◆ Set exercise
Would you pull out every line of the material that contains the string "type"?

-- BEGIN Task data --

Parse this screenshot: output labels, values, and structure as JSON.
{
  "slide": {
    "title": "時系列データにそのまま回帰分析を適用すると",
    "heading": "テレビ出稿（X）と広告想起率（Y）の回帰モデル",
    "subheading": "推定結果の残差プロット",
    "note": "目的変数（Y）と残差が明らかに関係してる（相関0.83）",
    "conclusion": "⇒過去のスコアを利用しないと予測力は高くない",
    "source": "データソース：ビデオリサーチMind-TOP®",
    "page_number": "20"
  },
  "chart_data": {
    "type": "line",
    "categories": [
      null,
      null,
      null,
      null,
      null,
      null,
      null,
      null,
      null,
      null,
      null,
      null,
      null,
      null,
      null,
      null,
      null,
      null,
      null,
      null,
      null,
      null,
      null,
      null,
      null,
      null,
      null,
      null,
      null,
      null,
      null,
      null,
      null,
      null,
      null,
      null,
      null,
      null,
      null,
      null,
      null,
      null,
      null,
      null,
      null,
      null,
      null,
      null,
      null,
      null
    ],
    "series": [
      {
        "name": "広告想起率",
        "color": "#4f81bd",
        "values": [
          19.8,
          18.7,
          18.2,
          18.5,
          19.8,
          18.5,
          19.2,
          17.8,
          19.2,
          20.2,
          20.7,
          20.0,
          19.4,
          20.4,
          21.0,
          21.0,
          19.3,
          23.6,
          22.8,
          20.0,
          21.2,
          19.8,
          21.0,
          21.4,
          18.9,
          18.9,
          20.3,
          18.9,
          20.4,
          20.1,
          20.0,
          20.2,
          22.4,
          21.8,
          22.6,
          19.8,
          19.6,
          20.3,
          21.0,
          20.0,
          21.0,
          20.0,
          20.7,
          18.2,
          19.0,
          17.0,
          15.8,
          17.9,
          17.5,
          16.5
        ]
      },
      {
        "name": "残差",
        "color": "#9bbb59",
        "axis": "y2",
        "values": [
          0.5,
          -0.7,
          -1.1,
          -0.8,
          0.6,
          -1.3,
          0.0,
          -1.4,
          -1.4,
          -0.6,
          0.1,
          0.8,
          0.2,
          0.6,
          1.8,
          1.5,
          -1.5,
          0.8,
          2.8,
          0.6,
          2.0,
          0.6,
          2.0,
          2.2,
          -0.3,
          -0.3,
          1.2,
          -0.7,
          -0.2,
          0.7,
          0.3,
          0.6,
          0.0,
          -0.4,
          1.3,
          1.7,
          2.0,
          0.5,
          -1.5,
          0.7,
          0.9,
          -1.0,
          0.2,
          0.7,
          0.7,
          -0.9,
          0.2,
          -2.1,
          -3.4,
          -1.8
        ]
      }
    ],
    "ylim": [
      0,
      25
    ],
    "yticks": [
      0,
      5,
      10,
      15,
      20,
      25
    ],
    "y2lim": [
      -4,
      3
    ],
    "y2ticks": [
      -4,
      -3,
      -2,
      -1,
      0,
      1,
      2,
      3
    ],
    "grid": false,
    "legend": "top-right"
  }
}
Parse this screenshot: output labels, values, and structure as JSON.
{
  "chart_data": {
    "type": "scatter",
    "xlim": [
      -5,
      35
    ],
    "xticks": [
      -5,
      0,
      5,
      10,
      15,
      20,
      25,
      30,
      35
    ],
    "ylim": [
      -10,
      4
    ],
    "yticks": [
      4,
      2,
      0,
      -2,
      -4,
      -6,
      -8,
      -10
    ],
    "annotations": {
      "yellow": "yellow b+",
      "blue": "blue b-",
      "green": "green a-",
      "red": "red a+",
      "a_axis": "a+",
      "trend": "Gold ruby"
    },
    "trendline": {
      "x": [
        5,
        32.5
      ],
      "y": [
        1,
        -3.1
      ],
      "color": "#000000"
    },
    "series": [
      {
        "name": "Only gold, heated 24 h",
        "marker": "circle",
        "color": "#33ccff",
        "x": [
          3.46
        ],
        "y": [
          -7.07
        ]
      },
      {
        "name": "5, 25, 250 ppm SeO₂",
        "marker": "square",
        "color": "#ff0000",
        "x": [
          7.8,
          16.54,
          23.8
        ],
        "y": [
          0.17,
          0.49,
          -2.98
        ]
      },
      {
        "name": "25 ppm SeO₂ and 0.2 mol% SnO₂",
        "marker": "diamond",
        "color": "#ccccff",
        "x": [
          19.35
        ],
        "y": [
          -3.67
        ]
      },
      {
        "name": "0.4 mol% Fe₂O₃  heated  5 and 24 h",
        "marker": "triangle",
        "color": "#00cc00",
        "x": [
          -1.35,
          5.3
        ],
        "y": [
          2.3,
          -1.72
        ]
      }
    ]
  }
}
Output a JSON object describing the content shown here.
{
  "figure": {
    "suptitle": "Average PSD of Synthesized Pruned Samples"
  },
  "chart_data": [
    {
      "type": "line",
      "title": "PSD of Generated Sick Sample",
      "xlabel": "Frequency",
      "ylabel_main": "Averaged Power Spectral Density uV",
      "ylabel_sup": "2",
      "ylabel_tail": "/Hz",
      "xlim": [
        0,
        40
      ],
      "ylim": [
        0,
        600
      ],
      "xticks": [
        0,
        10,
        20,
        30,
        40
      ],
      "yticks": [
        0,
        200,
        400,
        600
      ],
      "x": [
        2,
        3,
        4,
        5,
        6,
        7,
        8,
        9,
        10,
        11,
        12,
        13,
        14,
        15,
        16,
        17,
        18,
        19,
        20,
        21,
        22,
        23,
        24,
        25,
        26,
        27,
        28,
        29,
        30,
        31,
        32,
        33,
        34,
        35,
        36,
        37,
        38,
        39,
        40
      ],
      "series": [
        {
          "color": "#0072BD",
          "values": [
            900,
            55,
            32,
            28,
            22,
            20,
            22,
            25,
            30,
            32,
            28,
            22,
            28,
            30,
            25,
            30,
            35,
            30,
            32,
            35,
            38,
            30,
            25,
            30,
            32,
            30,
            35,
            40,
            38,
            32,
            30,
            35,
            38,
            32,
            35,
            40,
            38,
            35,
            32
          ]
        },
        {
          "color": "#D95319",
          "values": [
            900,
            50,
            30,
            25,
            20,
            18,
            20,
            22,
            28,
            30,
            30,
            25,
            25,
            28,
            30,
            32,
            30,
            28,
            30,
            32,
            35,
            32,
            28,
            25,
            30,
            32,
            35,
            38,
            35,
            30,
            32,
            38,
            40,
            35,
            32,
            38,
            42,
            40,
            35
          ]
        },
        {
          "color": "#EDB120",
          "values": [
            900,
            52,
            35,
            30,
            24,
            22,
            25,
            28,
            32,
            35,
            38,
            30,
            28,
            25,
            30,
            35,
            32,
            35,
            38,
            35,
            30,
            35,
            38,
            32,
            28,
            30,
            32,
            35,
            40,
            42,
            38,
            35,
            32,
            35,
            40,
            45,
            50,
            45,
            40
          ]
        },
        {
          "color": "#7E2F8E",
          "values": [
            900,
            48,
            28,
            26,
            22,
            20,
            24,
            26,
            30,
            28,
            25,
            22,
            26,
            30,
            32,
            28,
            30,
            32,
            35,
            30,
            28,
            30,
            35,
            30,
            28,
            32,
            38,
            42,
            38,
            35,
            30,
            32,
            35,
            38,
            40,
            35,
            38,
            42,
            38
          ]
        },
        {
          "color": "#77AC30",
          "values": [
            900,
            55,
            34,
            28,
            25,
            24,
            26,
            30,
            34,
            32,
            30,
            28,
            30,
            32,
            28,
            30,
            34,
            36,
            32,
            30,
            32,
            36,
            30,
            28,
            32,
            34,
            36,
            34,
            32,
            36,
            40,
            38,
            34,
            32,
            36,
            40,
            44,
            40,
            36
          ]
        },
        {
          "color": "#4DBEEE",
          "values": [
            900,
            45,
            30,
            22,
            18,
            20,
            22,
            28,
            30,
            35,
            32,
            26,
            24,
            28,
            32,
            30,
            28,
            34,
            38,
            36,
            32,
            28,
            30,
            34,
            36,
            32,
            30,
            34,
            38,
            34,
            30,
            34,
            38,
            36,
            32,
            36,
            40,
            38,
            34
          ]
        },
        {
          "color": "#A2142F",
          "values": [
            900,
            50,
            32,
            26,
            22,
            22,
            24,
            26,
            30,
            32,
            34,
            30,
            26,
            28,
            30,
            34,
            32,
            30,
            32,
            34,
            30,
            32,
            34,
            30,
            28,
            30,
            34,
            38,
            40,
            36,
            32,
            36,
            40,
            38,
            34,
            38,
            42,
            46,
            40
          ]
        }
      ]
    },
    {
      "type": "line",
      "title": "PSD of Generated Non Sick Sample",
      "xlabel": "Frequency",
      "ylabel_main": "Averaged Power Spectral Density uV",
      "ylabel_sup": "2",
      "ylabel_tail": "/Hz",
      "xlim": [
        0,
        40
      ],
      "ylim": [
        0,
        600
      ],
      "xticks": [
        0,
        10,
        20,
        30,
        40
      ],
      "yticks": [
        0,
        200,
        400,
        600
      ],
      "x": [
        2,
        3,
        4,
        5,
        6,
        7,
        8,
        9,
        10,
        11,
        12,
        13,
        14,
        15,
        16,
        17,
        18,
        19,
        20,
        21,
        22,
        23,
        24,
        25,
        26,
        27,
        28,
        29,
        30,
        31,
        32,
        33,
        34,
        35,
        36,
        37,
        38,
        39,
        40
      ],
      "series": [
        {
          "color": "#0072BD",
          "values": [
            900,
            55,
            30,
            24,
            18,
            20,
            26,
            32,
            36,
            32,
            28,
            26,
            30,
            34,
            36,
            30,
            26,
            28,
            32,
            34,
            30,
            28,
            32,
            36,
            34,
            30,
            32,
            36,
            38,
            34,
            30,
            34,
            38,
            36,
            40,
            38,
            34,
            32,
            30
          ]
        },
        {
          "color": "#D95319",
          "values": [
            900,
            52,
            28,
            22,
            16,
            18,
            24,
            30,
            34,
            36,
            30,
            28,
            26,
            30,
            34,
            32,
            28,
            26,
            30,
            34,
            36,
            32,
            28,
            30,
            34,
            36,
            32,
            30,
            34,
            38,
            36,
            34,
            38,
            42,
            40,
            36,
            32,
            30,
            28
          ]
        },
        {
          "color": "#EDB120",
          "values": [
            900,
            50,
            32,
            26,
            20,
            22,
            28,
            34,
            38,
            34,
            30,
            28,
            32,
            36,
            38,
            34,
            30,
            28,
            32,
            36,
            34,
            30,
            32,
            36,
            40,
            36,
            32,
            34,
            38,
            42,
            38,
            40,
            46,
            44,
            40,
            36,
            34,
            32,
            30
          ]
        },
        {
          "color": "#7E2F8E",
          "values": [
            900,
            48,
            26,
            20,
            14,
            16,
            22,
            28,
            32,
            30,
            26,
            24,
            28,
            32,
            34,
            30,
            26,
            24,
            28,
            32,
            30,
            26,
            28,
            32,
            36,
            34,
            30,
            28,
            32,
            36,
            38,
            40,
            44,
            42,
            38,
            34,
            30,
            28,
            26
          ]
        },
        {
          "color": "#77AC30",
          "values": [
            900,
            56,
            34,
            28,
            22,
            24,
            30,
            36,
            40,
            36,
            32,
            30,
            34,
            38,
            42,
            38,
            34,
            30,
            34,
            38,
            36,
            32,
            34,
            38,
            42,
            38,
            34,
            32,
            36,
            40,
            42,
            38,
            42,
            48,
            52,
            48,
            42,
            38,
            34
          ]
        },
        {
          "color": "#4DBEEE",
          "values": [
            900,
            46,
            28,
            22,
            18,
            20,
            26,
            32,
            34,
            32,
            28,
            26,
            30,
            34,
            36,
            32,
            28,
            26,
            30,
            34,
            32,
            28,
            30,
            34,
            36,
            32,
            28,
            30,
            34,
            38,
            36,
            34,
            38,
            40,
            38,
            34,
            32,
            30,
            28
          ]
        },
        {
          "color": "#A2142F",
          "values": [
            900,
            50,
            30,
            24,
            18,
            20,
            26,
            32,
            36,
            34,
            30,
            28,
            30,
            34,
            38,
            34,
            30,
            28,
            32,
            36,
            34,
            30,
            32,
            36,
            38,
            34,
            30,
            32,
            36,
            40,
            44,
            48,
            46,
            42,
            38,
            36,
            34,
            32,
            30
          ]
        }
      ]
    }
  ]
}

-- END Task data --

◆ Output for this task
    "type": "line",
    "type": "scatter",
      "type": "line",
      "type": "line",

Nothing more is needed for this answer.